YOUR GOAL >>
Copy each line exactly.

Records from a collection of figures:
---
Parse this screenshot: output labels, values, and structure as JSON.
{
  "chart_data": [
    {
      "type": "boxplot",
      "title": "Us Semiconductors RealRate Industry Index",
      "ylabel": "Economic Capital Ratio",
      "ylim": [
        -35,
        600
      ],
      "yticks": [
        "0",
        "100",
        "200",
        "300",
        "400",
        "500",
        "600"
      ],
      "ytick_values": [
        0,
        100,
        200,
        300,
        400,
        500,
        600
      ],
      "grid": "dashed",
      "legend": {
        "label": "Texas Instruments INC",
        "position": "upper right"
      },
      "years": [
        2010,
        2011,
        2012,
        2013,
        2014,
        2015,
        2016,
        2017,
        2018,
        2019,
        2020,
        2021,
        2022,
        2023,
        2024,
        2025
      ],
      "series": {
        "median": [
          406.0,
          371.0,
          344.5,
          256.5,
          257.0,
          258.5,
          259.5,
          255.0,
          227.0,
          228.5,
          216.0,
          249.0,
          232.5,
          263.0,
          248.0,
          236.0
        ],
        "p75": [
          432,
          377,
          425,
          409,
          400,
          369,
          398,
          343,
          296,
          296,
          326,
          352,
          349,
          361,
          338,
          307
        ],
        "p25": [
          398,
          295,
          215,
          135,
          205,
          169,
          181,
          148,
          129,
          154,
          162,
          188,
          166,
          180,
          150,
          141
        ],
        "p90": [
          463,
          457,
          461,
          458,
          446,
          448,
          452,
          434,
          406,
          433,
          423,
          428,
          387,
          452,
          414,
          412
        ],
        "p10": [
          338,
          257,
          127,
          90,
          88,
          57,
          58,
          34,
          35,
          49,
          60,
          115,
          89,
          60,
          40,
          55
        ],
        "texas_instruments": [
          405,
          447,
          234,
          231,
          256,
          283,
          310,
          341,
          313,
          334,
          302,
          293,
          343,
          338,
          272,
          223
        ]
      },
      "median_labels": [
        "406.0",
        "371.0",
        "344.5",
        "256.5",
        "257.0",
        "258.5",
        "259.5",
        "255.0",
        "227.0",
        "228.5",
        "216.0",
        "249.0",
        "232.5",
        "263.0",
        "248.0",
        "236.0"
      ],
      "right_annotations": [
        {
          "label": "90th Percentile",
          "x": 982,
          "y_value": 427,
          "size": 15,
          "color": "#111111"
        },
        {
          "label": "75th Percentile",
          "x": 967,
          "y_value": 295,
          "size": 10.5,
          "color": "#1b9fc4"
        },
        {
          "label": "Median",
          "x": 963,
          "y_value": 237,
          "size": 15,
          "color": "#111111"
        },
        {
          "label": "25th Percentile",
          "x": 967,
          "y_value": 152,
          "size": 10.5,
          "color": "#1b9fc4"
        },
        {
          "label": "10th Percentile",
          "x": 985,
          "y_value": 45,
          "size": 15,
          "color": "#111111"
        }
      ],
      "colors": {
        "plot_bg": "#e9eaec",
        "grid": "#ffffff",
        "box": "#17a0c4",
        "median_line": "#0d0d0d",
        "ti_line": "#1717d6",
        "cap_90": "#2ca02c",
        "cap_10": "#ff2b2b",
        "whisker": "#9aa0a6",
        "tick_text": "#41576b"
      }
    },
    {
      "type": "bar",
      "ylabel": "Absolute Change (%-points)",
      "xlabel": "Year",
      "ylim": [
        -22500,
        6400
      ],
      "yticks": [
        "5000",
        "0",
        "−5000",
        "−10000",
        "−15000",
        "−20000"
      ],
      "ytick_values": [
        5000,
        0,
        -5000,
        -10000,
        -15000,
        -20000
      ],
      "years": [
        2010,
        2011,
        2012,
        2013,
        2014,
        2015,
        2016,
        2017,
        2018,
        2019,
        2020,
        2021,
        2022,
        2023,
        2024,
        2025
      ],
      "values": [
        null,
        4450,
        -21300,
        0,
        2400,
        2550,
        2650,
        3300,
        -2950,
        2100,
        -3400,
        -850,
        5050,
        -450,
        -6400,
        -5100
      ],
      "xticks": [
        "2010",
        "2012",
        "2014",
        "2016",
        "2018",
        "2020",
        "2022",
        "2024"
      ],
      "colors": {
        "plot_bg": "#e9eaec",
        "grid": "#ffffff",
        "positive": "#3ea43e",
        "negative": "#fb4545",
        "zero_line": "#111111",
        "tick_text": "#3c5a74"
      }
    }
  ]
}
---
WRITTEN REPLY >>
Parse this screenshot: output labels, values, and structure as JSON.
{
  "chart_data": [
    {
      "type": "boxplot",
      "title": "Us Semiconductors RealRate Industry Index",
      "ylabel": "Economic Capital Ratio",
      "ylim": [
        -35,
        600
      ],
      "yticks": [
        "0",
        "100",
        "200",
        "300",
        "400",
        "500",
        "600"
      ],
      "ytick_values": [
        0,
        100,
        200,
        300,
        400,
        500,
        600
      ],
      "grid": "dashed",
      "legend": {
        "label": "Texas Instruments INC",
        "position": "upper right"
      },
      "years": [
        2010,
        2011,
        2012,
        2013,
        2014,
        2015,
        2016,
        2017,
        2018,
        2019,
        2020,
        2021,
        2022,
        2023,
        2024,
        2025
      ],
      "series": {
        "median": [
          406.0,
          371.0,
          344.5,
          256.5,
          257.0,
          258.5,
          259.5,
          255.0,
          227.0,
          228.5,
          216.0,
          249.0,
          232.5,
          263.0,
          248.0,
          236.0
        ],
        "p75": [
          432,
          377,
          425,
          409,
          400,
          369,
          398,
          343,
          296,
          296,
          326,
          352,
          349,
          361,
          338,
          307
        ],
        "p25": [
          398,
          295,
          215,
          135,
          205,
          169,
          181,
          148,
          129,
          154,
          162,
          188,
          166,
          180,
          150,
          141
        ],
        "p90": [
          463,
          457,
          461,
          458,
          446,
          448,
          452,
          434,
          406,
          433,
          423,
          428,
          387,
          452,
          414,
          412
        ],
        "p10": [
          338,
          257,
          127,
          90,
          88,
          57,
          58,
          34,
          35,
          49,
          60,
          115,
          89,
          60,
          40,
          55
        ],
        "texas_instruments": [
          405,
          447,
          234,
          231,
          256,
          283,
          310,
          341,
          313,
          334,
          302,
          293,
          343,
          338,
          272,
          223
        ]
      },
      "median_labels": [
        "406.0",
        "371.0",
        "344.5",
        "256.5",
        "257.0",
        "258.5",
        "259.5",
        "255.0",
        "227.0",
        "228.5",
        "216.0",
        "249.0",
        "232.5",
        "263.0",
        "248.0",
        "236.0"
      ],
      "right_annotations": [
        {
          "label": "90th Percentile",
          "x": 982,
          "y_value": 427,
          "size": 15,
          "color": "#111111"
        },
        {
          "label": "75th Percentile",
          "x": 967,
          "y_value": 295,
          "size": 10.5,
          "color": "#1b9fc4"
        },
        {
          "label": "Median",
          "x": 963,
          "y_value": 237,
          "size": 15,
          "color": "#111111"
        },
        {
          "label": "25th Percentile",
          "x": 967,
          "y_value": 152,
          "size": 10.5,
          "color": "#1b9fc4"
        },
        {
          "label": "10th Percentile",
          "x": 985,
          "y_value": 45,
          "size": 15,
          "color": "#111111"
        }
      ],
      "colors": {
        "plot_bg": "#e9eaec",
        "grid": "#ffffff",
        "box": "#17a0c4",
        "median_line": "#0d0d0d",
        "ti_line": "#1717d6",
        "cap_90": "#2ca02c",
        "cap_10": "#ff2b2b",
        "whisker": "#9aa0a6",
        "tick_text": "#41576b"
      }
    },
    {
      "type": "bar",
      "ylabel": "Absolute Change (%-points)",
      "xlabel": "Year",
      "ylim": [
        -22500,
        6400
      ],
      "yticks": [
        "5000",
        "0",
        "−5000",
        "−10000",
        "−15000",
        "−20000"
      ],
      "ytick_values": [
        5000,
        0,
        -5000,
        -10000,
        -15000,
        -20000
      ],
      "years": [
        2010,
        2011,
        2012,
        2013,
        2014,
        2015,
        2016,
        2017,
        2018,
        2019,
        2020,
        2021,
        2022,
        2023,
        2024,
        2025
      ],
      "values": [
        null,
        4450,
        -21300,
        0,
        2400,
        2550,
        2650,
        3300,
        -2950,
        2100,
        -3400,
        -850,
        5050,
        -450,
        -6400,
        -5100
      ],
      "xticks": [
        "2010",
        "2012",
        "2014",
        "2016",
        "2018",
        "2020",
        "2022",
        "2024"
      ],
      "colors": {
        "plot_bg": "#e9eaec",
        "grid": "#ffffff",
        "positive": "#3ea43e",
        "negative": "#fb4545",
        "zero_line": "#111111",
        "tick_text": "#3c5a74"
      }
    }
  ]
}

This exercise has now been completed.